◆ **Exercise description**: Each line in the entries below that holds the string "confirm" is to be listed.

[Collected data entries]
# # # # #

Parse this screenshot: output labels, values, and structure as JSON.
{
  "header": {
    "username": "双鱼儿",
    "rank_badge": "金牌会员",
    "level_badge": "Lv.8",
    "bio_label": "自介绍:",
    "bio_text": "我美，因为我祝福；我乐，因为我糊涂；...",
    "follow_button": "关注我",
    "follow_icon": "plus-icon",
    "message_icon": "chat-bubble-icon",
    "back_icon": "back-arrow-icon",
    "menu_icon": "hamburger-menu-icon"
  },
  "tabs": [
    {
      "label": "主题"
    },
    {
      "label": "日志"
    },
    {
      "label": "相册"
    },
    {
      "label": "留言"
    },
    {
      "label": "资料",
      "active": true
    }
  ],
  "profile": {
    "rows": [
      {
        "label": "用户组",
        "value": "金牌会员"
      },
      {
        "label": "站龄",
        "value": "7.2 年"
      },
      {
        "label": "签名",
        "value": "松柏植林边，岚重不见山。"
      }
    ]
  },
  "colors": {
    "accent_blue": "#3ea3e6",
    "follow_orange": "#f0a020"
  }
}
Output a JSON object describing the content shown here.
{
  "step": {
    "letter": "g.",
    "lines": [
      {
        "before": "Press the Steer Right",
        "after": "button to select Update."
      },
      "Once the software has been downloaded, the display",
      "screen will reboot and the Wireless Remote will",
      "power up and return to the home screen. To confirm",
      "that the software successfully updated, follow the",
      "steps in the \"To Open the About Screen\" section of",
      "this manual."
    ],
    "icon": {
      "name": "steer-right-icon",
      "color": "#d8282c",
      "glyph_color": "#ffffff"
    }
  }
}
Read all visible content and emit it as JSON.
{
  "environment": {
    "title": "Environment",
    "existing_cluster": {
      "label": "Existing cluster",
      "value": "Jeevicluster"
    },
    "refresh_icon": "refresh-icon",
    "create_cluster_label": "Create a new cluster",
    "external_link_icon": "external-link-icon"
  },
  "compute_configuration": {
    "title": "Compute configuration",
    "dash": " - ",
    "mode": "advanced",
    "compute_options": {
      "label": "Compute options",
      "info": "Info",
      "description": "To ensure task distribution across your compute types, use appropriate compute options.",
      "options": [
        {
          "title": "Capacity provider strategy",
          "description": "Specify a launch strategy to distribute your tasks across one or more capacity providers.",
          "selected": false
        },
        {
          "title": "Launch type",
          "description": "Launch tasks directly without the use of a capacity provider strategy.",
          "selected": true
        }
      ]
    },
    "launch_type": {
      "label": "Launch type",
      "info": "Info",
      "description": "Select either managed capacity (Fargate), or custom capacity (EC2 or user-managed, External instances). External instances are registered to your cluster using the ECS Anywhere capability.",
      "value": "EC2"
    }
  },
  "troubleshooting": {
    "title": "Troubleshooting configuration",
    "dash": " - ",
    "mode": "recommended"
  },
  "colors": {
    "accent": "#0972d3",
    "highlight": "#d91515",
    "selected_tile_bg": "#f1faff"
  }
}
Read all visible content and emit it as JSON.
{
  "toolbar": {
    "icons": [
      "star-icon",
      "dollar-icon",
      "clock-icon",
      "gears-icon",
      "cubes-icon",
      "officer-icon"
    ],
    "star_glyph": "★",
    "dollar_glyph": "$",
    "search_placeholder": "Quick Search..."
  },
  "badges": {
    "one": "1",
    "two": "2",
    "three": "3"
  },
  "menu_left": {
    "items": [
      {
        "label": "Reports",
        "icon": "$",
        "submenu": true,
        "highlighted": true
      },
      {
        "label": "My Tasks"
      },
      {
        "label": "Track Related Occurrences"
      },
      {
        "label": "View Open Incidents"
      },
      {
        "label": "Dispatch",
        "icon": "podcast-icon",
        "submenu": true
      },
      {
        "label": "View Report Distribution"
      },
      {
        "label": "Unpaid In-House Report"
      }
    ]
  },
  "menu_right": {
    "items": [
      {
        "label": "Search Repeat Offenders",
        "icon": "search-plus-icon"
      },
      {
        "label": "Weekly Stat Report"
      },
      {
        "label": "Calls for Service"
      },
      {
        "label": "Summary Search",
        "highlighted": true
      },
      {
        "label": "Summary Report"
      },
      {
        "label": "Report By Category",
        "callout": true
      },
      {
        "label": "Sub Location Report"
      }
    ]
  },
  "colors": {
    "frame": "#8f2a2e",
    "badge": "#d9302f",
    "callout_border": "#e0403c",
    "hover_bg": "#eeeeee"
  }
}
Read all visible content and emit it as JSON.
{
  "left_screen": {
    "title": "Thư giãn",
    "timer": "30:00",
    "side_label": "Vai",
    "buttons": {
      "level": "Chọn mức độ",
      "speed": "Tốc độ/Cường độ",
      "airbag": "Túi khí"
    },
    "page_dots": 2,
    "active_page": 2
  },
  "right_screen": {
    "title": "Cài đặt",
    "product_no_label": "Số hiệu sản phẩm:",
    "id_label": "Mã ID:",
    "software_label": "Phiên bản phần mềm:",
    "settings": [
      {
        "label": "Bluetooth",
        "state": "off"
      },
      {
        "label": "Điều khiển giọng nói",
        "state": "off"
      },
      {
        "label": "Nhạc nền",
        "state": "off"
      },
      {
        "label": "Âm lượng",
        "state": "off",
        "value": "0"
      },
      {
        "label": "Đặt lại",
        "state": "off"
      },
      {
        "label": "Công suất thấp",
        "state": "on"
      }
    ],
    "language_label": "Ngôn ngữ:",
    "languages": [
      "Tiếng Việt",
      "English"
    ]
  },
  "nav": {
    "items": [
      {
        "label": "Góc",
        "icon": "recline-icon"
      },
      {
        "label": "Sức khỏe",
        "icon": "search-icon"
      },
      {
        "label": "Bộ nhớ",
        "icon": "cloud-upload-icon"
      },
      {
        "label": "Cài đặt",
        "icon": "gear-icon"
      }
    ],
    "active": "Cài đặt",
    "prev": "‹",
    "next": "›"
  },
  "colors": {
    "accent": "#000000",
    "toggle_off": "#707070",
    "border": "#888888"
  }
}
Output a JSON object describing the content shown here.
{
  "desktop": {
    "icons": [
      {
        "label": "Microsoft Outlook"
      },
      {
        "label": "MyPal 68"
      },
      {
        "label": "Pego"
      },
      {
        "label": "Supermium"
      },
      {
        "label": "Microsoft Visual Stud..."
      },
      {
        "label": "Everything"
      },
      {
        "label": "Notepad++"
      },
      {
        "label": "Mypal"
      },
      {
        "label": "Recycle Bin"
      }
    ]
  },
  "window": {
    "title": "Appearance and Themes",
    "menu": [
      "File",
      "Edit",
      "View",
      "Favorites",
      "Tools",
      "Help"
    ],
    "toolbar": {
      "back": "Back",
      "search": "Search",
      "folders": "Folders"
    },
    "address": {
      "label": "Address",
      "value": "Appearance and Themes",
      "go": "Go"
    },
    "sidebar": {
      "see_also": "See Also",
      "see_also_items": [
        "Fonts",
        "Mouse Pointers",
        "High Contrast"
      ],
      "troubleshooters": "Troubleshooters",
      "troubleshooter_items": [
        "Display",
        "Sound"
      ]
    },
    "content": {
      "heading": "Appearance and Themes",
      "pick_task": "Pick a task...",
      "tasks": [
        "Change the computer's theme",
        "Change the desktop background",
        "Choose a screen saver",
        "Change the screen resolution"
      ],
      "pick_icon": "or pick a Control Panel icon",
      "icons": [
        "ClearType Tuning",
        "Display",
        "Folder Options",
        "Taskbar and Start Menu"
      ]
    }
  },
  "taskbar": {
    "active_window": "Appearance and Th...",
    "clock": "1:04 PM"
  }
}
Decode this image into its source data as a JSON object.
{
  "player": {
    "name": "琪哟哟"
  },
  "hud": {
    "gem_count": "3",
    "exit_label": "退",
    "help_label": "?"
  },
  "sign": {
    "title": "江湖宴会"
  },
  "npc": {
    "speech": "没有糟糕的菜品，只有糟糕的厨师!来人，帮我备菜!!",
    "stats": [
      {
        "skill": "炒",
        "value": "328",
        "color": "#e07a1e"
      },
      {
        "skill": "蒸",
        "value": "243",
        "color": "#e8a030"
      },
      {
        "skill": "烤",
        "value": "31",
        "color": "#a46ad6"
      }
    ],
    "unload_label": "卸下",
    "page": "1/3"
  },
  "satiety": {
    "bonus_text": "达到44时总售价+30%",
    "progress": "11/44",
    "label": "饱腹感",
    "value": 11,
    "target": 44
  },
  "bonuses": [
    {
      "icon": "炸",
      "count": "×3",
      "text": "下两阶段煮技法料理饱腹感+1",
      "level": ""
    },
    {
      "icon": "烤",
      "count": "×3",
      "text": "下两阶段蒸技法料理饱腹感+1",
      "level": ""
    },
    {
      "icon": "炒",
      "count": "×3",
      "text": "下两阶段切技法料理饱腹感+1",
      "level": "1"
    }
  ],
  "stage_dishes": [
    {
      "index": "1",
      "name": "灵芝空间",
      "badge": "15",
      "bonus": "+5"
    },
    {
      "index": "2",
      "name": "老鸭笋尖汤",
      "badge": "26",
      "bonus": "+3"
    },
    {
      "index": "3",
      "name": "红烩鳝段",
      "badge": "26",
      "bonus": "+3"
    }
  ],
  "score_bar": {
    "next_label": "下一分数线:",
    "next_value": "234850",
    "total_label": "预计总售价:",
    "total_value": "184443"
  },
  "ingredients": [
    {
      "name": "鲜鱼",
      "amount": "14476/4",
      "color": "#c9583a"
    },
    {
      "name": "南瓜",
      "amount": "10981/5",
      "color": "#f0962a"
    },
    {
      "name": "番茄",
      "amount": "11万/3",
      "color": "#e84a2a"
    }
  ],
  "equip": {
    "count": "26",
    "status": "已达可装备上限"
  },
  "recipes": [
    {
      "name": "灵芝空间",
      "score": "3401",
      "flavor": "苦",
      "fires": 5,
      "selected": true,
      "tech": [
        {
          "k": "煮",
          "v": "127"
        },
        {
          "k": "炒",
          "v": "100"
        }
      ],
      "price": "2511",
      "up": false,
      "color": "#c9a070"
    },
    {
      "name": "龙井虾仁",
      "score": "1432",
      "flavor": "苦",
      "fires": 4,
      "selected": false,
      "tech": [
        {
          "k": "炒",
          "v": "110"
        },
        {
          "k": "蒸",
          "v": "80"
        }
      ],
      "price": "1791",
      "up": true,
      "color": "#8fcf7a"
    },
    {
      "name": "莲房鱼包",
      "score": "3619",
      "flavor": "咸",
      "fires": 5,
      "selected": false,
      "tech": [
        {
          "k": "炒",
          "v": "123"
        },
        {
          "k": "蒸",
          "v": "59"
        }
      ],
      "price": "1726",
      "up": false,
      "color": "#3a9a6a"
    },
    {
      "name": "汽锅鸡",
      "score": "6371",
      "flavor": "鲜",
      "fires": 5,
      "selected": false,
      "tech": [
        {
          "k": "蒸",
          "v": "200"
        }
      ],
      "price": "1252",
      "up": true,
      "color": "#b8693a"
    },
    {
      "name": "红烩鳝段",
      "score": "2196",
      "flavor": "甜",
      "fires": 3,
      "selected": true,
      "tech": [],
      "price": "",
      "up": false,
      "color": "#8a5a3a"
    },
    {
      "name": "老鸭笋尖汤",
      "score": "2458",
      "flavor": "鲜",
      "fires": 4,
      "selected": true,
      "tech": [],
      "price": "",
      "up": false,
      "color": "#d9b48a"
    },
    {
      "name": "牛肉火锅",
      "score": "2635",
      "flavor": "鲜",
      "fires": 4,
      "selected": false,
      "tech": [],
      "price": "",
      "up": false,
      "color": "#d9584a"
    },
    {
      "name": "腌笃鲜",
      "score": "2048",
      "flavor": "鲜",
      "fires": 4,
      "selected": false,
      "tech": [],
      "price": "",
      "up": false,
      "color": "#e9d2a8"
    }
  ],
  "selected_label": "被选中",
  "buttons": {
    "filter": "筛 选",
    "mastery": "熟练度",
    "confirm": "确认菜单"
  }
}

# # # # #

◆ **The output**:
      "power up and return to the home screen. To confirm",
    "confirm": "确认菜单"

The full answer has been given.